## Start

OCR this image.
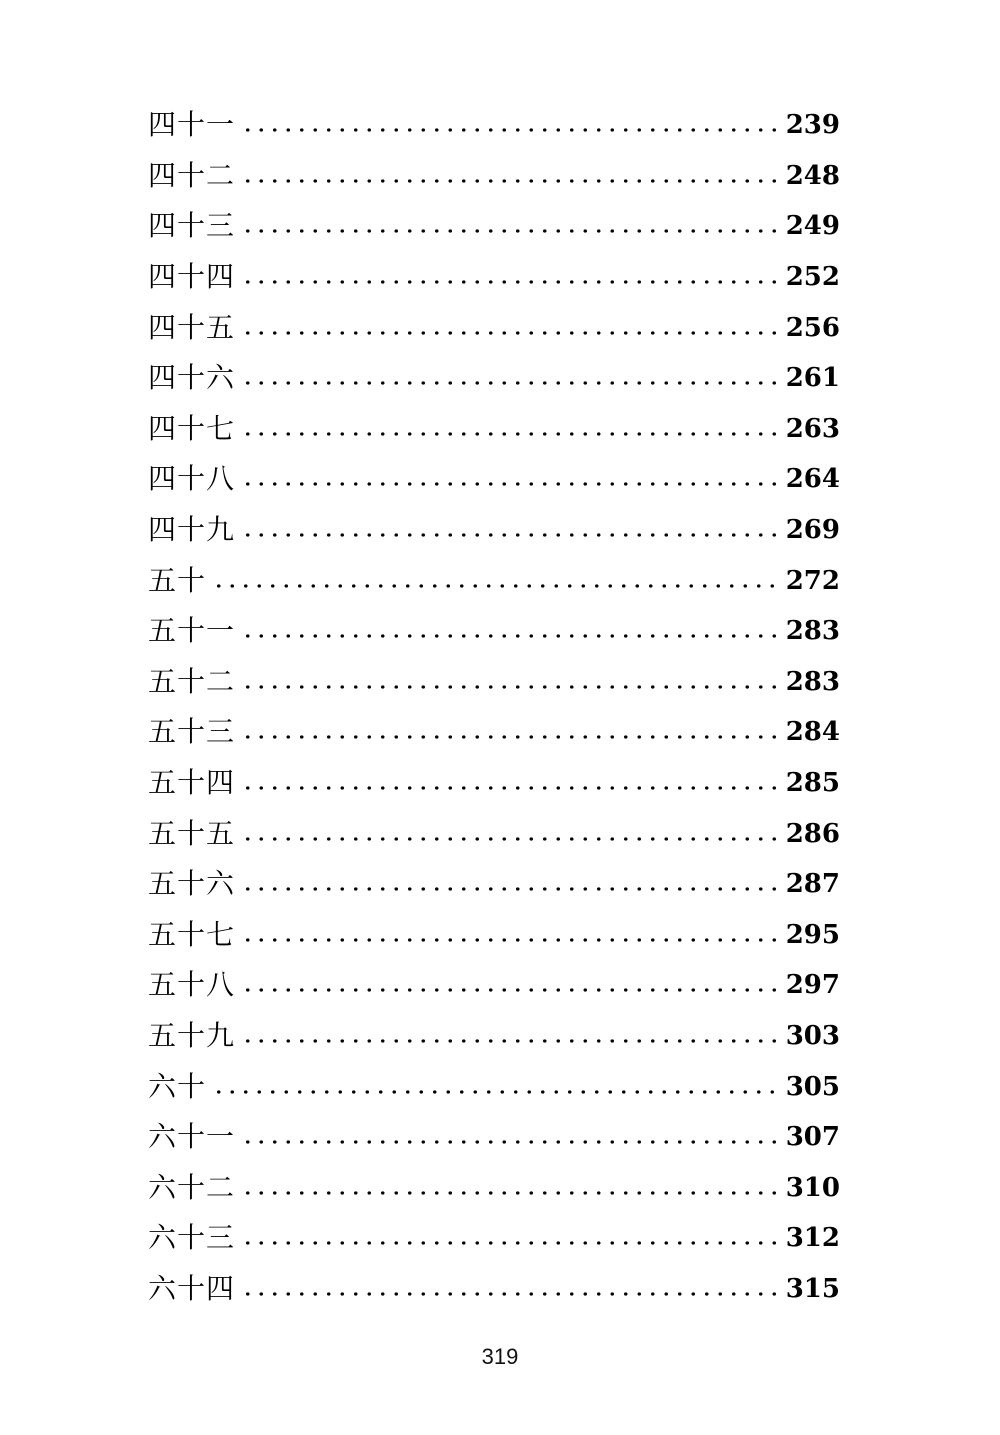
四十一	239
四十二	248
四十三	249
四十四	252
四十五	256
四十六	261
四十七	263
四十八	264
四十九	269
五十	272
五十一	283
五十二	283
五十三	284
五十四	285
五十五	286
五十六	287
五十七	295
五十八	297
五十九	303
六十	305
六十一	307
六十二	310
六十三	312
六十四	315
319
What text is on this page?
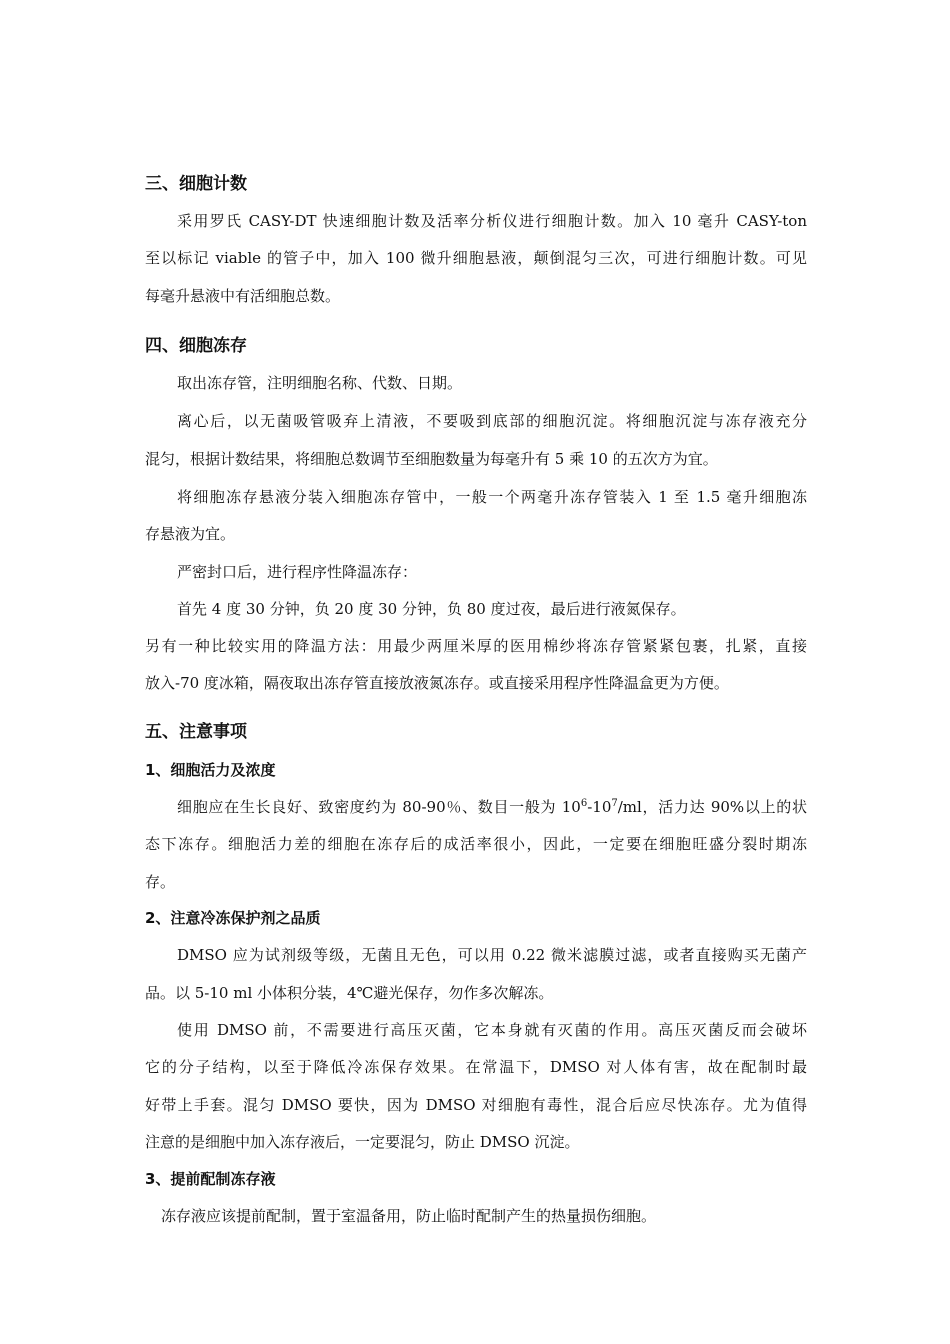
三、细胞计数
采用罗氏 CASY-DT 快速细胞计数及活率分析仪进行细胞计数。加入 10 毫升 CASY-ton
至以标记 viable 的管子中，加入 100 微升细胞悬液，颠倒混匀三次，可进行细胞计数。可见
每毫升悬液中有活细胞总数。
四、细胞冻存
取出冻存管，注明细胞名称、代数、日期。
离心后，以无菌吸管吸弃上清液，不要吸到底部的细胞沉淀。将细胞沉淀与冻存液充分
混匀，根据计数结果，将细胞总数调节至细胞数量为每毫升有 5 乘 10 的五次方为宜。
将细胞冻存悬液分装入细胞冻存管中，一般一个两毫升冻存管装入 1 至 1.5 毫升细胞冻
存悬液为宜。
严密封口后，进行程序性降温冻存：
首先 4 度 30 分钟，负 20 度 30 分钟，负 80 度过夜，最后进行液氮保存。
另有一种比较实用的降温方法：用最少两厘米厚的医用棉纱将冻存管紧紧包裹，扎紧，直接
放入-70 度冰箱，隔夜取出冻存管直接放液氮冻存。或直接采用程序性降温盒更为方便。
五、注意事项
1、细胞活力及浓度
细胞应在生长良好、致密度约为 80-90％、数目一般为 $10^6-10^7/ml$，活力达 90%以上的状
态下冻存。细胞活力差的细胞在冻存后的成活率很小，因此，一定要在细胞旺盛分裂时期冻
存。
2、注意冷冻保护剂之品质
DMSO 应为试剂级等级，无菌且无色，可以用 0.22 微米滤膜过滤，或者直接购买无菌产
品。以 5-10 ml 小体积分装，4℃避光保存，勿作多次解冻。
使用 DMSO 前，不需要进行高压灭菌，它本身就有灭菌的作用。高压灭菌反而会破坏
它的分子结构，以至于降低冷冻保存效果。在常温下，DMSO 对人体有害，故在配制时最
好带上手套。混匀 DMSO 要快，因为 DMSO 对细胞有毒性，混合后应尽快冻存。尤为值得
注意的是细胞中加入冻存液后，一定要混匀，防止 DMSO 沉淀。
3、提前配制冻存液
冻存液应该提前配制，置于室温备用，防止临时配制产生的热量损伤细胞。
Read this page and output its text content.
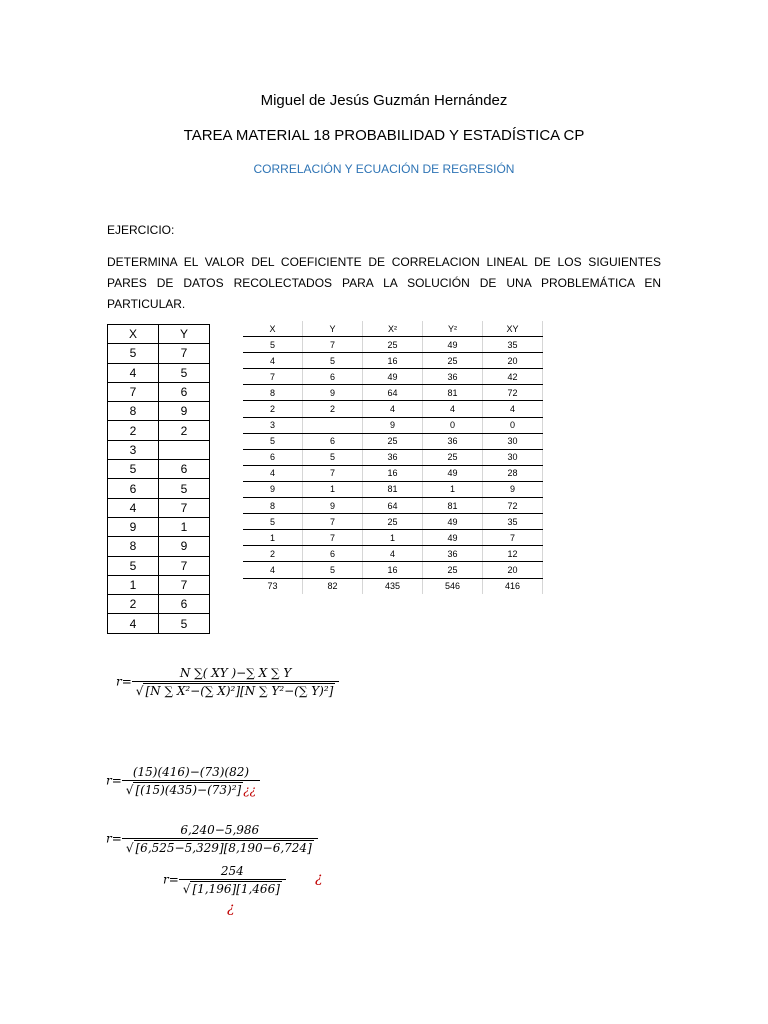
Miguel de Jesús Guzmán Hernández
TAREA MATERIAL 18 PROBABILIDAD Y ESTADÍSTICA CP
CORRELACIÓN Y ECUACIÓN DE REGRESIÓN
EJERCICIO:
DETERMINA EL VALOR DEL COEFICIENTE DE CORRELACION LINEAL DE LOS SIGUIENTES PARES DE DATOS RECOLECTADOS PARA LA SOLUCIÓN DE UNA PROBLEMÁTICA EN PARTICULAR.
X	Y
5	7
4	5
7	6
8	9
2	2
3	
5	6
6	5
4	7
9	1
8	9
5	7
1	7
2	6
4	5
X	Y	X²	Y²	XY
5	7	25	49	35
4	5	16	25	20
7	6	49	36	42
8	9	64	81	72
2	2	4	4	4
3		9	0	0
5	6	25	36	30
6	5	36	25	30
4	7	16	49	28
9	1	81	1	9
8	9	64	81	72
5	7	25	49	35
1	7	1	49	7
2	6	4	36	12
4	5	16	25	20
73	82	435	546	416
$r= \frac{N \sum( XY )-\sum X \sum Y}{\text{√ [N ∑ X²−(∑ X)²][N ∑ Y²−(∑ Y)²]}}$
$r= \frac{(15)(416)-(73)(82)}{\text{√ [(15)(435)−(73)²] ¿¿}}$
$r= \frac{6,240-5,986}{√ [6,525-5,329][8,190-6,724]}$
$r= \frac{254}{√ [1,196][1,466]}$ ¿
¿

## End

→ **Problem requirements**
Transcribe the records verbatim and omit the images.

→ **Correct answer**
OCR this image.
四十一	239
四十二	248
四十三	249
四十四	252
四十五	256
四十六	261
四十七	263
四十八	264
四十九	269
五十	272
五十一	283
五十二	283
五十三	284
五十四	285
五十五	286
五十六	287
五十七	295
五十八	297
五十九	303
六十	305
六十一	307
六十二	310
六十三	312
六十四	315
319
What text is on this page?
三、细胞计数
采用罗氏 CASY-DT 快速细胞计数及活率分析仪进行细胞计数。加入 10 毫升 CASY-ton
至以标记 viable 的管子中，加入 100 微升细胞悬液，颠倒混匀三次，可进行细胞计数。可见
每毫升悬液中有活细胞总数。
四、细胞冻存
取出冻存管，注明细胞名称、代数、日期。
离心后，以无菌吸管吸弃上清液，不要吸到底部的细胞沉淀。将细胞沉淀与冻存液充分
混匀，根据计数结果，将细胞总数调节至细胞数量为每毫升有 5 乘 10 的五次方为宜。
将细胞冻存悬液分装入细胞冻存管中，一般一个两毫升冻存管装入 1 至 1.5 毫升细胞冻
存悬液为宜。
严密封口后，进行程序性降温冻存：
首先 4 度 30 分钟，负 20 度 30 分钟，负 80 度过夜，最后进行液氮保存。
另有一种比较实用的降温方法：用最少两厘米厚的医用棉纱将冻存管紧紧包裹，扎紧，直接
放入-70 度冰箱，隔夜取出冻存管直接放液氮冻存。或直接采用程序性降温盒更为方便。
五、注意事项
1、细胞活力及浓度
细胞应在生长良好、致密度约为 80-90％、数目一般为 $10^6-10^7/ml$，活力达 90%以上的状
态下冻存。细胞活力差的细胞在冻存后的成活率很小，因此，一定要在细胞旺盛分裂时期冻
存。
2、注意冷冻保护剂之品质
DMSO 应为试剂级等级，无菌且无色，可以用 0.22 微米滤膜过滤，或者直接购买无菌产
品。以 5-10 ml 小体积分装，4℃避光保存，勿作多次解冻。
使用 DMSO 前，不需要进行高压灭菌，它本身就有灭菌的作用。高压灭菌反而会破坏
它的分子结构，以至于降低冷冻保存效果。在常温下，DMSO 对人体有害，故在配制时最
好带上手套。混匀 DMSO 要快，因为 DMSO 对细胞有毒性，混合后应尽快冻存。尤为值得
注意的是细胞中加入冻存液后，一定要混匀，防止 DMSO 沉淀。
3、提前配制冻存液
冻存液应该提前配制，置于室温备用，防止临时配制产生的热量损伤细胞。
Read this page and output its text content.
Miguel de Jesús Guzmán Hernández
TAREA MATERIAL 18 PROBABILIDAD Y ESTADÍSTICA CP
CORRELACIÓN Y ECUACIÓN DE REGRESIÓN
EJERCICIO:
DETERMINA EL VALOR DEL COEFICIENTE DE CORRELACION LINEAL DE LOS SIGUIENTES PARES DE DATOS RECOLECTADOS PARA LA SOLUCIÓN DE UNA PROBLEMÁTICA EN PARTICULAR.
X	Y
5	7
4	5
7	6
8	9
2	2
3	
5	6
6	5
4	7
9	1
8	9
5	7
1	7
2	6
4	5
X	Y	X²	Y²	XY
5	7	25	49	35
4	5	16	25	20
7	6	49	36	42
8	9	64	81	72
2	2	4	4	4
3		9	0	0
5	6	25	36	30
6	5	36	25	30
4	7	16	49	28
9	1	81	1	9
8	9	64	81	72
5	7	25	49	35
1	7	1	49	7
2	6	4	36	12
4	5	16	25	20
73	82	435	546	416
$r= \frac{N \sum( XY )-\sum X \sum Y}{\text{√ [N ∑ X²−(∑ X)²][N ∑ Y²−(∑ Y)²]}}$
$r= \frac{(15)(416)-(73)(82)}{\text{√ [(15)(435)−(73)²] ¿¿}}$
$r= \frac{6,240-5,986}{√ [6,525-5,329][8,190-6,724]}$
$r= \frac{254}{√ [1,196][1,466]}$ ¿
¿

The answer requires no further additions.